[SUPPLIED MATERIAL]
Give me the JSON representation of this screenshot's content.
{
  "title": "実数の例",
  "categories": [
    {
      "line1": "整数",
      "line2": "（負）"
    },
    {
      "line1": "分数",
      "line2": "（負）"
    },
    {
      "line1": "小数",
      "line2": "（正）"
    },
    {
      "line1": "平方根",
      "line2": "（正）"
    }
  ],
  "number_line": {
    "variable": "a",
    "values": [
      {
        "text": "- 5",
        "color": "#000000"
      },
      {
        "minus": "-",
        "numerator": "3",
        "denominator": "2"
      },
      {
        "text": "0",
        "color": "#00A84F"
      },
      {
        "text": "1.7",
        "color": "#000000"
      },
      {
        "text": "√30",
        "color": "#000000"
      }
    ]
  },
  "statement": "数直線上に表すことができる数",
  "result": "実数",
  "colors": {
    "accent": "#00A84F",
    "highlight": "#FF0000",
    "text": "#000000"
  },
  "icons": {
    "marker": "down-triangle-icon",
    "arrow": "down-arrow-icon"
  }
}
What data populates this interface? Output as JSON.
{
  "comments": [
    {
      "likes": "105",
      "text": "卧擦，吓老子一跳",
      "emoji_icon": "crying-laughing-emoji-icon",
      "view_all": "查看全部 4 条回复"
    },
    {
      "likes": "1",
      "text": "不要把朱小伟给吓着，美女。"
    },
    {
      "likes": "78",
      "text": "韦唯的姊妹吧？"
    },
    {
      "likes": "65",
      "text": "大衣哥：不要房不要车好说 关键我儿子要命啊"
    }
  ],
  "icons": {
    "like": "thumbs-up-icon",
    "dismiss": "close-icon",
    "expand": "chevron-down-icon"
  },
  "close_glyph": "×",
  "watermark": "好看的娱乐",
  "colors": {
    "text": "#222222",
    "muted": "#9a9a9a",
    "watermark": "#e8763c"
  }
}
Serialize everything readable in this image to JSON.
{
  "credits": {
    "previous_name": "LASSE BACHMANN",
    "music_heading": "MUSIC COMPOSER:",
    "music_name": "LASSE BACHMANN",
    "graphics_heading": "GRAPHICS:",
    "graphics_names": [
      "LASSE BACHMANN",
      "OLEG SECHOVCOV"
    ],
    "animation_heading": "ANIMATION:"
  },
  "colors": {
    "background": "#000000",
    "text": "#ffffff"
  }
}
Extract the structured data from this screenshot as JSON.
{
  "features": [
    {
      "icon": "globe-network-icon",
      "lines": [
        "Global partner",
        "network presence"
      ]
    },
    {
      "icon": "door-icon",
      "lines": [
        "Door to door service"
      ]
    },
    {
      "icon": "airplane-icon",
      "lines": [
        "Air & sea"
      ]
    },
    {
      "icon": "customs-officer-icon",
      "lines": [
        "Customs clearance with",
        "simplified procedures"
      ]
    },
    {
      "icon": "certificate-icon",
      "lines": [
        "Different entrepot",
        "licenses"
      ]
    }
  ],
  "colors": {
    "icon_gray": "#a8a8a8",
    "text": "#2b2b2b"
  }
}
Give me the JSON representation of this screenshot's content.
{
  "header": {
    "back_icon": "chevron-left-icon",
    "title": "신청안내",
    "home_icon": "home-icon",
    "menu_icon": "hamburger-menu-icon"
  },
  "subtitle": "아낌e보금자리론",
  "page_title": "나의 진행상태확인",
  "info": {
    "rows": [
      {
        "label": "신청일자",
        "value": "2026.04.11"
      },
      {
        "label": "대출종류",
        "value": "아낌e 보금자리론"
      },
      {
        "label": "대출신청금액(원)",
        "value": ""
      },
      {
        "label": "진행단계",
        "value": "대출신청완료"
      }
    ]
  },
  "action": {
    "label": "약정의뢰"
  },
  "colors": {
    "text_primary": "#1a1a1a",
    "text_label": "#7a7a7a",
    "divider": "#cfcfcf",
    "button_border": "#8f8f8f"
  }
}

[REQUIREMENTS] Show, from the listing above, each line that contains the word "network".

[REPLY TO THE TASK]
      "icon": "globe-network-icon",
        "network presence"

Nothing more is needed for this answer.